### SET TASK
Give the number of lines holding the string "正面朝上的概率是" and nothing more.

### INPUT RECORDS
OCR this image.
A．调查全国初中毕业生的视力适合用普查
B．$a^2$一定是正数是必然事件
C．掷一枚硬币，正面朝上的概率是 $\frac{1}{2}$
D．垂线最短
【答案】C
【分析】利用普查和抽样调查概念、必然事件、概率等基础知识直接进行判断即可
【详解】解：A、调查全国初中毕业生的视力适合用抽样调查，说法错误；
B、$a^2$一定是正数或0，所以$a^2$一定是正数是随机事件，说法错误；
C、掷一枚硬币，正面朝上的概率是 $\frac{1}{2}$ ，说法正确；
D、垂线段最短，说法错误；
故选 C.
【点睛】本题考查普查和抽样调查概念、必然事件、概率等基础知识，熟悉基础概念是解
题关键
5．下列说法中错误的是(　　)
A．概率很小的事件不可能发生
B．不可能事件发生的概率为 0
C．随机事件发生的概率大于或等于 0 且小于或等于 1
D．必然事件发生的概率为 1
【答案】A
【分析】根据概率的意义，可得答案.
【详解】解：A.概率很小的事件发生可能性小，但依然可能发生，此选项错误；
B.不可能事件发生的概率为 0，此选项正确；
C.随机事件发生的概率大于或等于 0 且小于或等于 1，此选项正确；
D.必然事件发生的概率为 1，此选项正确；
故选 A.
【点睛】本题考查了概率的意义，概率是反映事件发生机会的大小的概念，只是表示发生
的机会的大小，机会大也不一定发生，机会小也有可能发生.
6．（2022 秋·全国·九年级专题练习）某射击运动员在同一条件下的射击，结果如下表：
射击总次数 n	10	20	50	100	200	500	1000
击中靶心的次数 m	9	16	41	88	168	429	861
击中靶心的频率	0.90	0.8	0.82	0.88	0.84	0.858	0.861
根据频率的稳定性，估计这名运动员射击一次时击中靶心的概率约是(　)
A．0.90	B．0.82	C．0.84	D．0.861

### CORRECT OUTPUT
2